* Objective
Sort through the entries below and pull out lines containing the word "ylabel".

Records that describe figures
(begin)

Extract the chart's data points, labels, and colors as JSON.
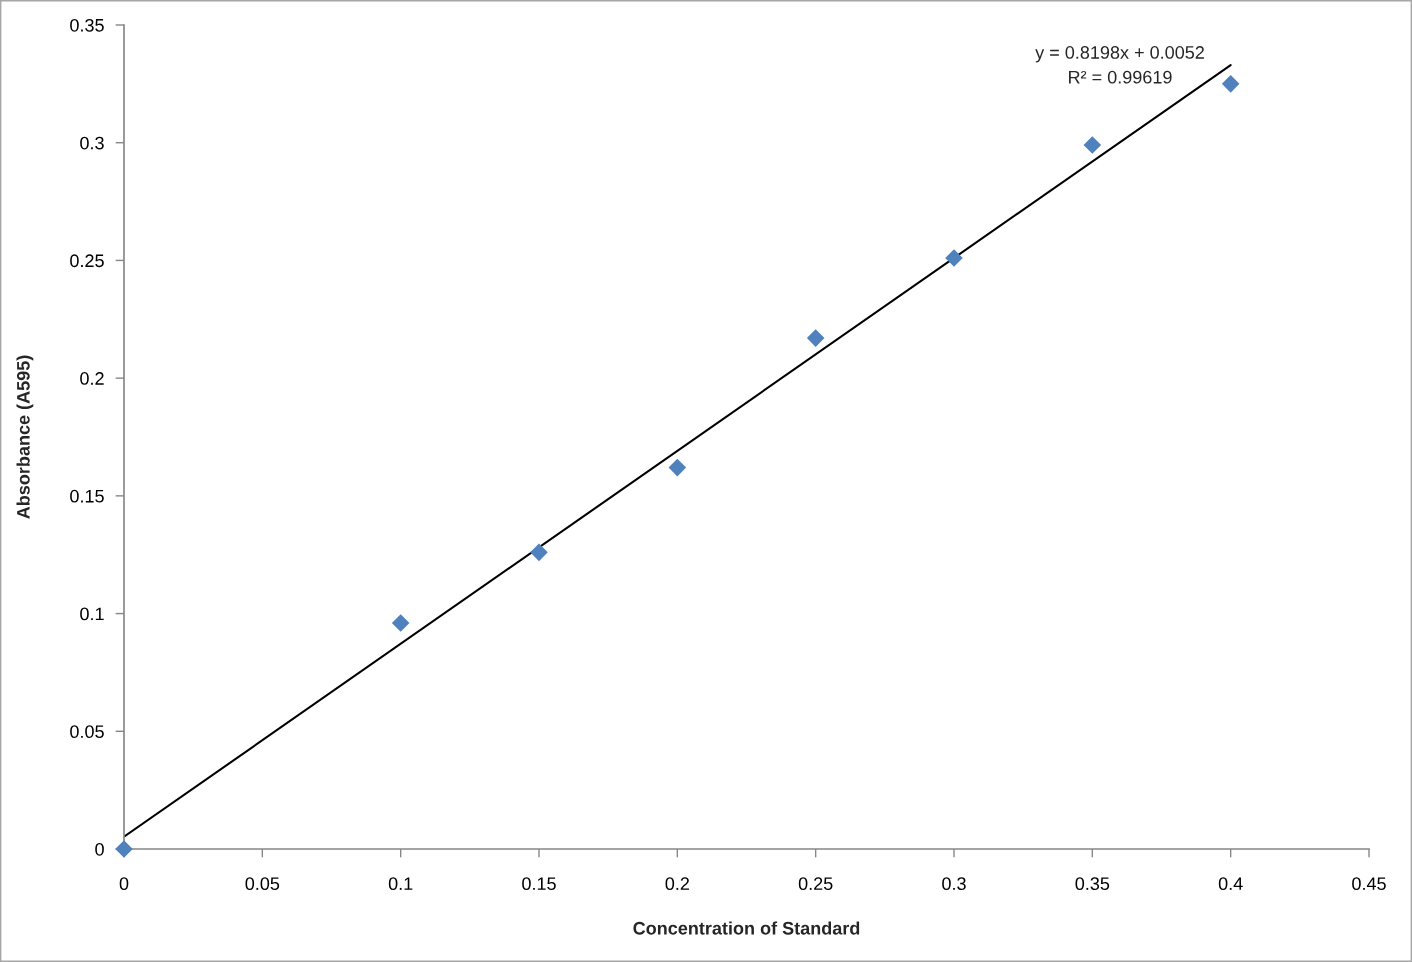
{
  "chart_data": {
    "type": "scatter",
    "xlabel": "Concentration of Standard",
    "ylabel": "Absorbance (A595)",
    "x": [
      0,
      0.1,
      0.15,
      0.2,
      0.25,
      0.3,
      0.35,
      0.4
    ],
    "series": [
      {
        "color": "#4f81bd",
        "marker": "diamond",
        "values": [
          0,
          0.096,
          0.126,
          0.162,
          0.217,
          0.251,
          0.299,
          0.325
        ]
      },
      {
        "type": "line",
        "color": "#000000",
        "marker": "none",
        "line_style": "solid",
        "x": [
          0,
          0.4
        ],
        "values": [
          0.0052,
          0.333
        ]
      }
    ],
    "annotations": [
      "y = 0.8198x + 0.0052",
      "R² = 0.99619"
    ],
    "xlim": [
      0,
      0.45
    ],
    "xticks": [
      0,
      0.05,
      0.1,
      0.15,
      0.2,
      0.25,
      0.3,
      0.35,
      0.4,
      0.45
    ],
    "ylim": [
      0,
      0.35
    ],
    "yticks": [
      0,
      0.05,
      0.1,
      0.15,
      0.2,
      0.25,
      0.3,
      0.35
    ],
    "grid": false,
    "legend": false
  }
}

(end)
(begin)

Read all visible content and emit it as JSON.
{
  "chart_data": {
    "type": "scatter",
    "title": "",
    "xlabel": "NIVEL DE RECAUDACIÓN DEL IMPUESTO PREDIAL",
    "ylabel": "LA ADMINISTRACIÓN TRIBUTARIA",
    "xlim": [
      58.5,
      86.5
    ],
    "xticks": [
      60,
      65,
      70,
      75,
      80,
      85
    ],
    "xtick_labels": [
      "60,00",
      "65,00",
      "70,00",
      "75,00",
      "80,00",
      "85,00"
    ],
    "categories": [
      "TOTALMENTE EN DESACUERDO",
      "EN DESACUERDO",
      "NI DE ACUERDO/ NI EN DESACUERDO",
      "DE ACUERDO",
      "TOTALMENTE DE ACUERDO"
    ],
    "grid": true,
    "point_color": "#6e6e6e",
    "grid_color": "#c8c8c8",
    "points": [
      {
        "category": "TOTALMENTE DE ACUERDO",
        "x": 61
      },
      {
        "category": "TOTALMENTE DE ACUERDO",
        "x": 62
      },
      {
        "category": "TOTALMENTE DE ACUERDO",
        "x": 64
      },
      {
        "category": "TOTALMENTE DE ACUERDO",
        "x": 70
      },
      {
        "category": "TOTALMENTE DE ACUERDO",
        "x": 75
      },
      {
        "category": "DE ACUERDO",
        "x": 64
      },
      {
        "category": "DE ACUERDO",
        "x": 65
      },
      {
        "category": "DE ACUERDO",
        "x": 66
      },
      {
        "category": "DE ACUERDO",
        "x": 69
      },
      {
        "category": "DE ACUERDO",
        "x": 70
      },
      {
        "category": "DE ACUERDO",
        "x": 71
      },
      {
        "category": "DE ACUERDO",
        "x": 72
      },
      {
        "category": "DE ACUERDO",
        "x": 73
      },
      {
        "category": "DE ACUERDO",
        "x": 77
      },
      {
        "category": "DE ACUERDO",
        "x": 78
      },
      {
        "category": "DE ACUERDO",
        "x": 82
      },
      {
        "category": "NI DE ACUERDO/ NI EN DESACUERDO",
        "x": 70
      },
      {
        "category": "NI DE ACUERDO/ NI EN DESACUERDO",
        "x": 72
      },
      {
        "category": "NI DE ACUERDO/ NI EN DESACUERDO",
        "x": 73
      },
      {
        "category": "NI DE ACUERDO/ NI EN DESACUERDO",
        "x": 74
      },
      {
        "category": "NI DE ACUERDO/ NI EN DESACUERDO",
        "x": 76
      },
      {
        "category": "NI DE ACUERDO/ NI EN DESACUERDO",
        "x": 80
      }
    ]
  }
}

(end)

* Problem solution
    "ylabel": "Absorbance (A595)",
    "ylabel": "LA ADMINISTRACIÓN TRIBUTARIA",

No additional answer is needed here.